■ **Page text**:
□ □ □ □ □

What of the lovers waiting their long years to meet and wed,
and their daughter, an empath and weapon. What of her grandfather, the general
of Earth’s combined forces who keeps the military from abusing the child’s
powers? What of his death and its aftermath, with the father lost in battle and
the mother but a civilian?
What of Peter and the revolution he joins in order to bring
equality and light to all regions of the strange clockwork world he finds
himself stranded on, with no memory of who or what he is? What of his friends,
the Martha and Frederick Beaver, and Joseph the inventor? What of the
well-intended cataclysm that destroys their world?
I can help but wonder what Magnus’ story is, the last
descendant of fallen angels and their human lovers. How does he get from his
university campus to Europe and what depths does he delve in the search for the
holy relics that lock the gates of Hell? What of his companions? What goes on
in the mind of Gabrielle, his guardian angel, who gave up her wings to protect
him in the flesh?

□ □ □ □ □

■ **Data**:

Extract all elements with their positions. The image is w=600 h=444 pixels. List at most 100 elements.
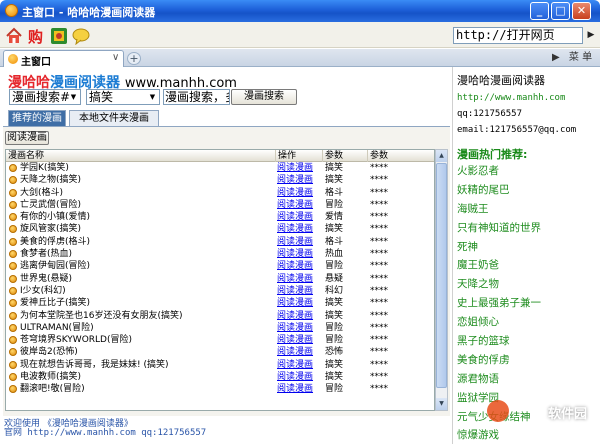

□ □ □ □ □

■ **Required task**: Can you sum up the page text in two sentences?

■ **The response**: The page text asks what becomes of a pair of lovers, their empath daughter who is also a weapon, and her grandfather, a general who keeps the military from abusing her powers, and of Peter, a man with no memory who joins a revolution on the strange clockwork world where he is stranded until a well-intended cataclysm destroys it. It also asks about Magnus, the last descendant of fallen angels and their human lovers, who searches for the holy relics that lock the gates of Hell, and about Gabrielle, his guardian angel, who gave up her wings to protect him.